[Objective] Across the entries below, count the lines in which the word "level" occurs. Reply with the count alone.

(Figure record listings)
□ □ □ □ □

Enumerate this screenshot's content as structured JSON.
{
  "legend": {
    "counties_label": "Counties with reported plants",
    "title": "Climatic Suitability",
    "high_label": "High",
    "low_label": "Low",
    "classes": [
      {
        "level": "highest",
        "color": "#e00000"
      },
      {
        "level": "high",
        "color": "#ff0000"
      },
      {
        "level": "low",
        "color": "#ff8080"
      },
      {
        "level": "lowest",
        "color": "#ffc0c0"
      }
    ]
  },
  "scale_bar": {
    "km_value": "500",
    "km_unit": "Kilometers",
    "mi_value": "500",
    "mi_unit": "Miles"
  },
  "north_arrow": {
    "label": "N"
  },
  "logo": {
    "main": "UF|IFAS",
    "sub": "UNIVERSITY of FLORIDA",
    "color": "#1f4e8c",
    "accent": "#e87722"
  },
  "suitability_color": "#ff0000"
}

□ □ □ □ □

[Final result] 4